▸ Written request: Copy out every line of the records where the string "alimenta" occurs.

————————

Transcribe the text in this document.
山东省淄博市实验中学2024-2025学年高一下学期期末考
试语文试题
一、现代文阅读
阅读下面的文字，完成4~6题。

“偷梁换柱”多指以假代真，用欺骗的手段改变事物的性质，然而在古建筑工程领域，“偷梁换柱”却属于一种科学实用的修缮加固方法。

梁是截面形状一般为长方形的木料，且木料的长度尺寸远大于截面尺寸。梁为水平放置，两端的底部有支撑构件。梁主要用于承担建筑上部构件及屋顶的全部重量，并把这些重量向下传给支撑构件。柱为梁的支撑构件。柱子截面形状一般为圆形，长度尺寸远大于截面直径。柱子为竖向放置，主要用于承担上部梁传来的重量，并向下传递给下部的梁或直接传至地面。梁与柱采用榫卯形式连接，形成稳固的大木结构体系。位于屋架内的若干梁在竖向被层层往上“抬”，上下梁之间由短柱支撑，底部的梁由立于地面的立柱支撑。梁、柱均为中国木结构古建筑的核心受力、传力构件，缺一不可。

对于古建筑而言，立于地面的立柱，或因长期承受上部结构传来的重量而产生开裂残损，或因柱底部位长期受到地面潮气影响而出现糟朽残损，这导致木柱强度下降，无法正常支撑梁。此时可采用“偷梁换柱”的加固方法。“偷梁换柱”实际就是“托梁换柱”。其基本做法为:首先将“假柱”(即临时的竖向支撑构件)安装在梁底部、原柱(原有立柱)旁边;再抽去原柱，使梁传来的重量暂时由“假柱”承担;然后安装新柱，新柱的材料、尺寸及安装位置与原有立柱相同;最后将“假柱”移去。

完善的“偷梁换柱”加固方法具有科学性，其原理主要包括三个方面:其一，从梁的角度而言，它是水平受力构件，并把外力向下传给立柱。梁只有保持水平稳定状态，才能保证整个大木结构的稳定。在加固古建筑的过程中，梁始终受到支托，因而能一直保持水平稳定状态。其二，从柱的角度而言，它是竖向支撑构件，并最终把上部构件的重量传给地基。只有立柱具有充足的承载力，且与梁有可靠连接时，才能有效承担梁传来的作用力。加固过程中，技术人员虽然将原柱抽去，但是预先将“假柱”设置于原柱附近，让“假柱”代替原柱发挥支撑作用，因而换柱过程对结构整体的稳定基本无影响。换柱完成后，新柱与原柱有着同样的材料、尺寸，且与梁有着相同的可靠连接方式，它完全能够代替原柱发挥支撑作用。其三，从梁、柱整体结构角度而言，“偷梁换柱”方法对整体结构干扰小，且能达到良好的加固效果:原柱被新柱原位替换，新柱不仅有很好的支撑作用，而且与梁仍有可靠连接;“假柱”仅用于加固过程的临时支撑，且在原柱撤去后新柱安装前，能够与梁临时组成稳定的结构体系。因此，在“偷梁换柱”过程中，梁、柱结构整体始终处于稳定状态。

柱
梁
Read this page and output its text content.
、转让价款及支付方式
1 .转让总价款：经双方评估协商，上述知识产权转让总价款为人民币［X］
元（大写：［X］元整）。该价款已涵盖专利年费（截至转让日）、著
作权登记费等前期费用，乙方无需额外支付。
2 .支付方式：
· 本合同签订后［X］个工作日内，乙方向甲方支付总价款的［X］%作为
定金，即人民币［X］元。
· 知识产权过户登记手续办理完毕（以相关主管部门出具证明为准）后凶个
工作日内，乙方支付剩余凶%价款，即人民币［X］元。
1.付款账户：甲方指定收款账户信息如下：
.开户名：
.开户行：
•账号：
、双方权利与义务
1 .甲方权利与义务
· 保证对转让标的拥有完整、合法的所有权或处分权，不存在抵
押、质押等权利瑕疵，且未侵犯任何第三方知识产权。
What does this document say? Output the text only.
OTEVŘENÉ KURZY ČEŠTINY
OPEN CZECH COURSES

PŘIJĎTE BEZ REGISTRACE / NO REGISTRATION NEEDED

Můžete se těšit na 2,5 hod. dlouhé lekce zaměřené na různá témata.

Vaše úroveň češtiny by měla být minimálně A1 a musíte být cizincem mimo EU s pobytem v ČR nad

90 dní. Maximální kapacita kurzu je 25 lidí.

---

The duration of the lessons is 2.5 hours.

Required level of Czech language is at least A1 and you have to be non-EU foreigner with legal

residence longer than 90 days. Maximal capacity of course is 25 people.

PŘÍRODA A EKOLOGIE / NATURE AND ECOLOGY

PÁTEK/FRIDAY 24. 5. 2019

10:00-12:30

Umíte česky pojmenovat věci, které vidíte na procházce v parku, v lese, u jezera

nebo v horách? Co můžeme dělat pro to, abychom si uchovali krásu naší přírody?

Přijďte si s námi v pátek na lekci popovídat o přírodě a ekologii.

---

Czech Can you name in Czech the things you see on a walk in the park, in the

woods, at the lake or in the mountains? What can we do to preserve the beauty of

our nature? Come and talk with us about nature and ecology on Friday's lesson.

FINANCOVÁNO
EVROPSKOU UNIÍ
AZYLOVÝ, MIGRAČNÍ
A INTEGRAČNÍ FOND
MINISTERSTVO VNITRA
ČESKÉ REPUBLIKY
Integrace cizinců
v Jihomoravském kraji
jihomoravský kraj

————————

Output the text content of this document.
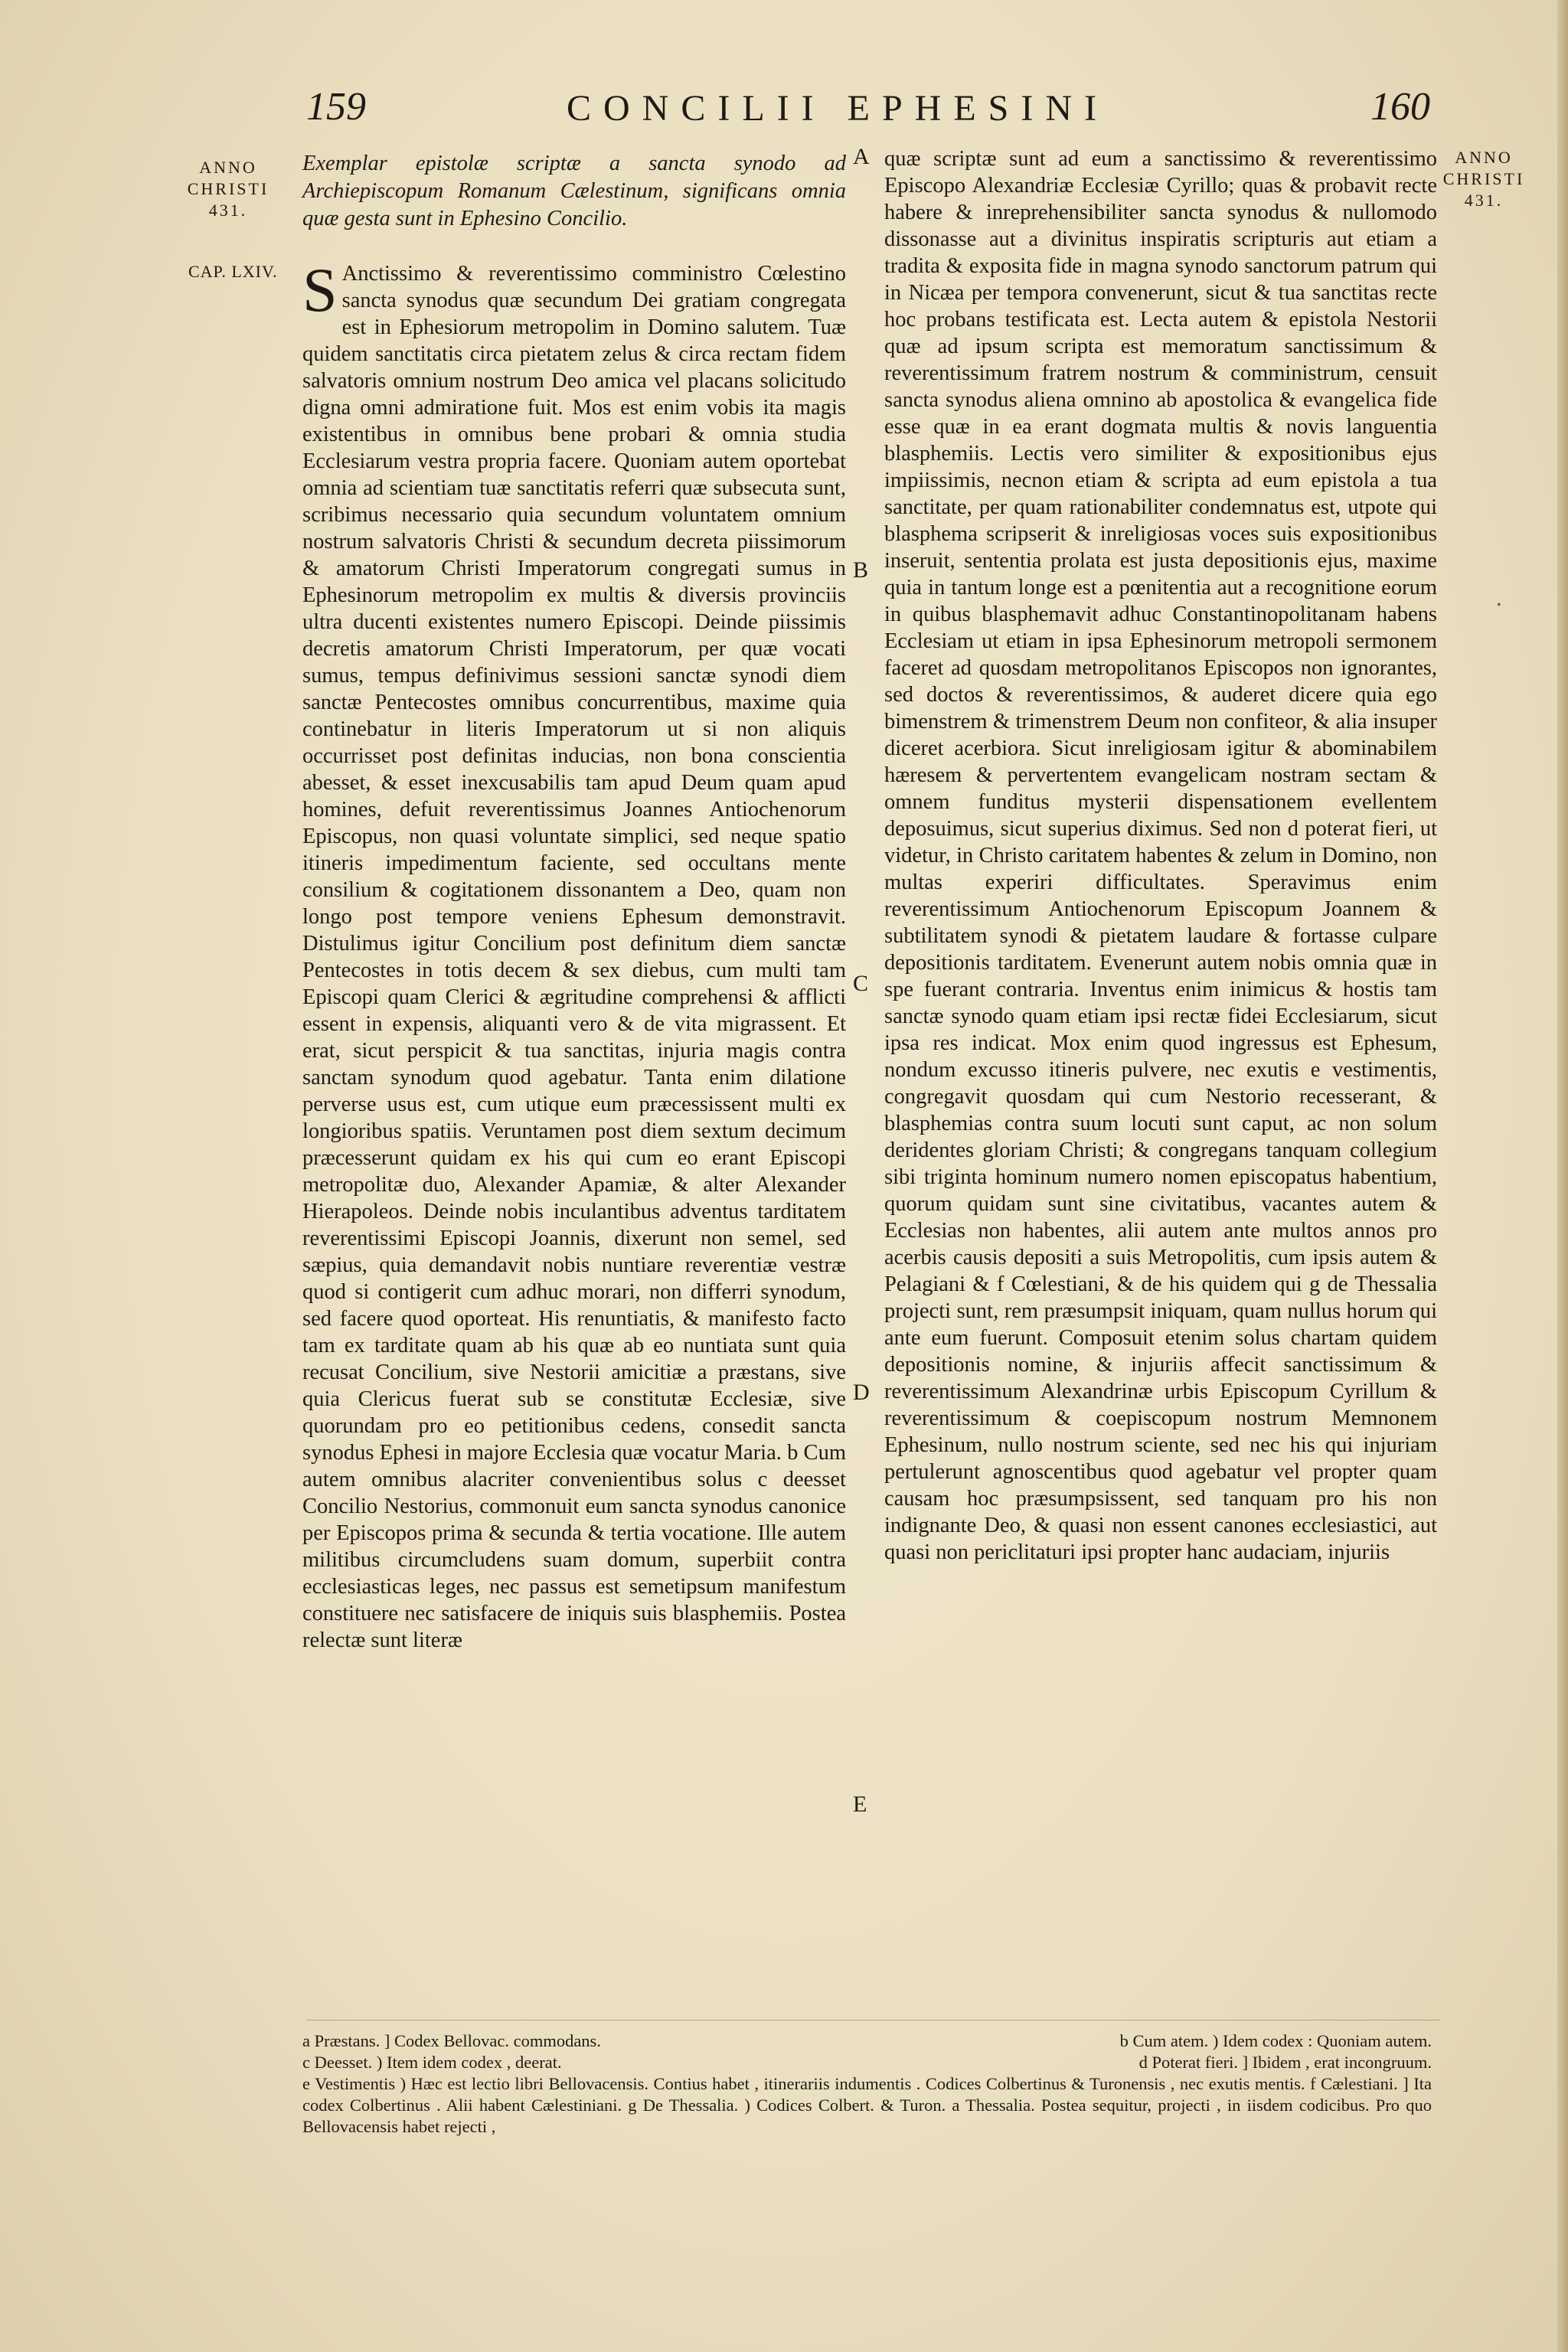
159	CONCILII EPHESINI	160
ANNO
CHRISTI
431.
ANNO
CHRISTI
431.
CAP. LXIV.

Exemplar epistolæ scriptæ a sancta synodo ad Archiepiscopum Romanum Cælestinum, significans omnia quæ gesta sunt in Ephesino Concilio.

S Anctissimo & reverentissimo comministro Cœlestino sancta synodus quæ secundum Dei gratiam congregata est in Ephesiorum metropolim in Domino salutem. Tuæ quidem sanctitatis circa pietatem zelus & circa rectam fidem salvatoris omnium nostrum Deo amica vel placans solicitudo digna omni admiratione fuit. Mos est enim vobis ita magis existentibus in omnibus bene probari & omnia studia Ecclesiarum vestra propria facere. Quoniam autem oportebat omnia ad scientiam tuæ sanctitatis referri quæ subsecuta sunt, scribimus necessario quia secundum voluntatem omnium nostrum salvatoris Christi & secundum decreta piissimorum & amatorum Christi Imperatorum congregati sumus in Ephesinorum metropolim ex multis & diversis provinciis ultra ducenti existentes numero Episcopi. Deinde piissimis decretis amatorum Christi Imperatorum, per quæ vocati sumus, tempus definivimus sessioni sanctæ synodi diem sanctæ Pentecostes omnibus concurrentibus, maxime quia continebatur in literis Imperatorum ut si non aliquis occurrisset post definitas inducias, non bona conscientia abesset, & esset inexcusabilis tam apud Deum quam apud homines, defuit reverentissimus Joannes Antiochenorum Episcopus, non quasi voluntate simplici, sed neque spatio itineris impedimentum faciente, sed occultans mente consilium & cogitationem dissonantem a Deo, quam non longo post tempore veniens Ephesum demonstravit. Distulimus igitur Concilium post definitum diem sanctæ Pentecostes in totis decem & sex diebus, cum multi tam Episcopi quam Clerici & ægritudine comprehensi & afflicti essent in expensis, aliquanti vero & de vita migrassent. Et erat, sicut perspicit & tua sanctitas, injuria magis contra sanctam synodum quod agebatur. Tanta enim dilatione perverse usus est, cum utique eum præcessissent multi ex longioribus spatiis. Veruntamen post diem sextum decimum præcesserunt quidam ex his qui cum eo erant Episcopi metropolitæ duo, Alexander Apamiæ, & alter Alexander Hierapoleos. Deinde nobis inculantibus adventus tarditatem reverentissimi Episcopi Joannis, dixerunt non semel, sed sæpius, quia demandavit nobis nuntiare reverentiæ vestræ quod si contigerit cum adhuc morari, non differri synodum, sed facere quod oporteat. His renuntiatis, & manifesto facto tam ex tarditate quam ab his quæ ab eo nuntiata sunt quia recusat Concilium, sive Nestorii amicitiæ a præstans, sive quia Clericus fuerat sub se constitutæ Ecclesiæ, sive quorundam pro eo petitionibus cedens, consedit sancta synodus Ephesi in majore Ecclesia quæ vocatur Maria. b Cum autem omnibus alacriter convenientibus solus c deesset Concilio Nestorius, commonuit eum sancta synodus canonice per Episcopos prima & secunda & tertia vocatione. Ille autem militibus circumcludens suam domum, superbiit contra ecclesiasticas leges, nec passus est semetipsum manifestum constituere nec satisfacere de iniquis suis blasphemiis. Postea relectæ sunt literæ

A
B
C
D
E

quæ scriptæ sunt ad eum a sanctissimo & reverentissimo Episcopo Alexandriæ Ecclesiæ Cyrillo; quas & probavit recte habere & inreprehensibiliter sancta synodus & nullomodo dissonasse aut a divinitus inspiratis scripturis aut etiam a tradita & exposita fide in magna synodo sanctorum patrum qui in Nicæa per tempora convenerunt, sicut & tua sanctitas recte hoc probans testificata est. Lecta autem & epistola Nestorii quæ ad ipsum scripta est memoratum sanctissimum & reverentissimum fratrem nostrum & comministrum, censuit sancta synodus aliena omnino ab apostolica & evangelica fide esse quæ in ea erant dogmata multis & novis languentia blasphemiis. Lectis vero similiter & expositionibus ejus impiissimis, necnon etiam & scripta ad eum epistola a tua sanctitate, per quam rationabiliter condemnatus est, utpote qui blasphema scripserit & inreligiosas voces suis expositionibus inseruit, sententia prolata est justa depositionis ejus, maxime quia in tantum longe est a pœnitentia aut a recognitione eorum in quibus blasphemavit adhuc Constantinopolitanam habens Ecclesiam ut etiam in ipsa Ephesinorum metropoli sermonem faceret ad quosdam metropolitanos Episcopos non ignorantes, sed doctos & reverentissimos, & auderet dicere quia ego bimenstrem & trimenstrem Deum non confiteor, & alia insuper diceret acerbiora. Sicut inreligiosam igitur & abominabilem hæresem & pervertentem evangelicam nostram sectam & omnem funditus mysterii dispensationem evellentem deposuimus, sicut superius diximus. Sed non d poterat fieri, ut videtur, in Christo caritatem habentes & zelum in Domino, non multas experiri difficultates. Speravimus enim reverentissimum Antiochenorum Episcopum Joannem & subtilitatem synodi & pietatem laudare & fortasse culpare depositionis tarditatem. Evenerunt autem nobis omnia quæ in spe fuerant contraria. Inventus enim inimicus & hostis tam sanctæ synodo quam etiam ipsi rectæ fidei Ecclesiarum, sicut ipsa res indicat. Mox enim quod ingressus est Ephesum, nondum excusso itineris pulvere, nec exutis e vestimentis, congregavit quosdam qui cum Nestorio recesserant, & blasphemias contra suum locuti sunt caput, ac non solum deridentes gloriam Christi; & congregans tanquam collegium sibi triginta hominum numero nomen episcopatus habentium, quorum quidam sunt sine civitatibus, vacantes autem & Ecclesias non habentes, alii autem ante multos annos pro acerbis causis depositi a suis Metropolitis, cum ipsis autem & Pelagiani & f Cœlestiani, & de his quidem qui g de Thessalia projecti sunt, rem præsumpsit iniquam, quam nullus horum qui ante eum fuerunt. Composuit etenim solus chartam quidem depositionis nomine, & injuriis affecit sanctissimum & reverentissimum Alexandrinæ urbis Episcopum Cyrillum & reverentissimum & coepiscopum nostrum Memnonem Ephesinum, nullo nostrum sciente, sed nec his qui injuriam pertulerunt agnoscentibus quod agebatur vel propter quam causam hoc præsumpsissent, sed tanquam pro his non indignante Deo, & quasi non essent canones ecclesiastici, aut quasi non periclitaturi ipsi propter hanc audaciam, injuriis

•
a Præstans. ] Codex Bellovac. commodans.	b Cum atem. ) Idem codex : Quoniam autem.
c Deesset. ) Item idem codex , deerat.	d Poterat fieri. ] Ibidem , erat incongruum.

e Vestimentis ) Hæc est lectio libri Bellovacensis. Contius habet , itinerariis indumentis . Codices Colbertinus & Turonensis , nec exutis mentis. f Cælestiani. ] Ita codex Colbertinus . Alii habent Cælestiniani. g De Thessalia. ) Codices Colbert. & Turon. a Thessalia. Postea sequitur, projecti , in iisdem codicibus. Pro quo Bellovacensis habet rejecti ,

————————

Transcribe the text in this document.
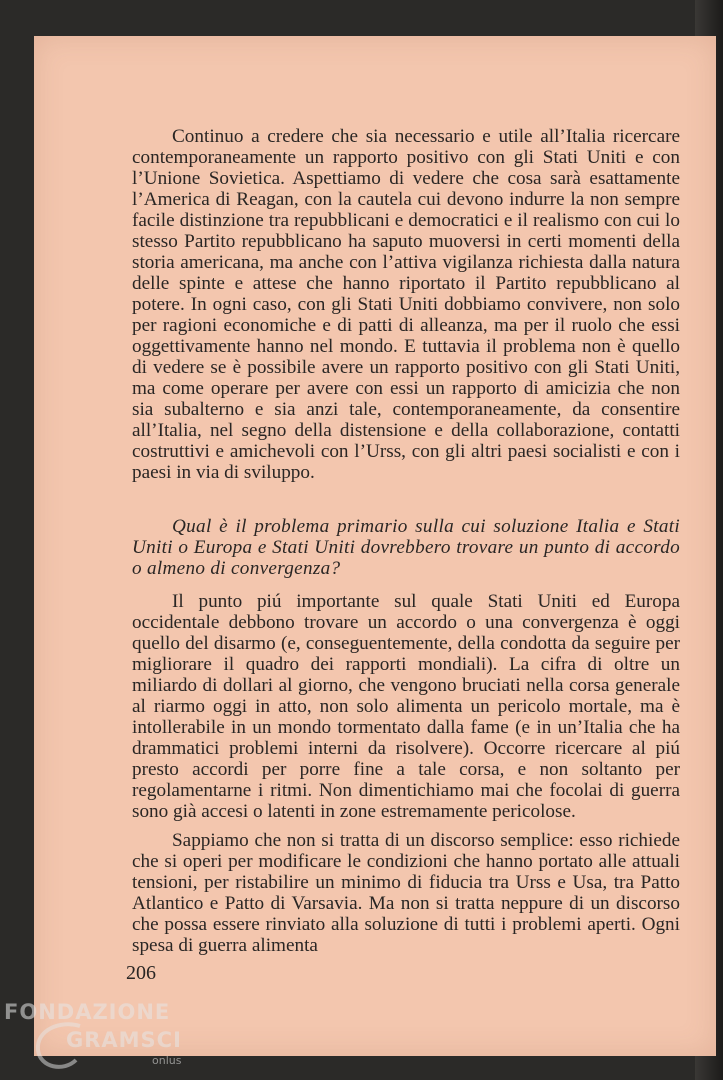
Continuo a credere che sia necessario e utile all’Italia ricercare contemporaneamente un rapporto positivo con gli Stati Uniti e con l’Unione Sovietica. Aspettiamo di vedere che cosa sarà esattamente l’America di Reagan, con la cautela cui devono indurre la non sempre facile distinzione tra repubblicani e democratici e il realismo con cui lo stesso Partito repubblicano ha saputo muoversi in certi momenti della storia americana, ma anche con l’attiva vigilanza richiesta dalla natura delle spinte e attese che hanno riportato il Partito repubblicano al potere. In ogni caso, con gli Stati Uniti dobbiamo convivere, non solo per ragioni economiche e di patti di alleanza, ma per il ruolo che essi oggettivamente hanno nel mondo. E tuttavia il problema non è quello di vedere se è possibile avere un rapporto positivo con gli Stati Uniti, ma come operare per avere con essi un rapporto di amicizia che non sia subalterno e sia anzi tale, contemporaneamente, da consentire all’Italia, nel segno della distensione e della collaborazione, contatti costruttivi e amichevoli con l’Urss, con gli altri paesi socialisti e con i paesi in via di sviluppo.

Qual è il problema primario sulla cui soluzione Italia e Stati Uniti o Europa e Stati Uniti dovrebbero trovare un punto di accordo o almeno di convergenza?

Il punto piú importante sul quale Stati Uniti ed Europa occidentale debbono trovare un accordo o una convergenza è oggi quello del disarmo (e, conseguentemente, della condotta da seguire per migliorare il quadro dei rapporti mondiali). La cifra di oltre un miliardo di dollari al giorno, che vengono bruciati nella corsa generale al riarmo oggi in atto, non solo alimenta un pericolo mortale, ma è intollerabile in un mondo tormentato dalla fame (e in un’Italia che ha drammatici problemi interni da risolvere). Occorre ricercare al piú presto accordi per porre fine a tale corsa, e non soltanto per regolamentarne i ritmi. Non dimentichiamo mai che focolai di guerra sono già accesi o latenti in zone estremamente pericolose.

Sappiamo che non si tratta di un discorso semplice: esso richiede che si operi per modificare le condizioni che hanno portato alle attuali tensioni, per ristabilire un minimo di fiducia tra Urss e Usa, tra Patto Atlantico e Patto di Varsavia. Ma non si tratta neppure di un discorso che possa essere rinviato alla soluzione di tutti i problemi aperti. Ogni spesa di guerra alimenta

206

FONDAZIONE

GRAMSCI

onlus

————————

▸ Worked solution:
Il punto piú importante sul quale Stati Uniti ed Europa occidentale debbono trovare un accordo o una convergenza è oggi quello del disarmo (e, conseguentemente, della condotta da seguire per migliorare il quadro dei rapporti mondiali). La cifra di oltre un miliardo di dollari al giorno, che vengono bruciati nella corsa generale al riarmo oggi in atto, non solo alimenta un pericolo mortale, ma è intollerabile in un mondo tormentato dalla fame (e in un’Italia che ha drammatici problemi interni da risolvere). Occorre ricercare al piú presto accordi per porre fine a tale corsa, e non soltanto per regolamentarne i ritmi. Non dimentichiamo mai che focolai di guerra sono già accesi o latenti in zone estremamente pericolose.
Sappiamo che non si tratta di un discorso semplice: esso richiede che si operi per modificare le condizioni che hanno portato alle attuali tensioni, per ristabilire un minimo di fiducia tra Urss e Usa, tra Patto Atlantico e Patto di Varsavia. Ma non si tratta neppure di un discorso che possa essere rinviato alla soluzione di tutti i problemi aperti. Ogni spesa di guerra alimenta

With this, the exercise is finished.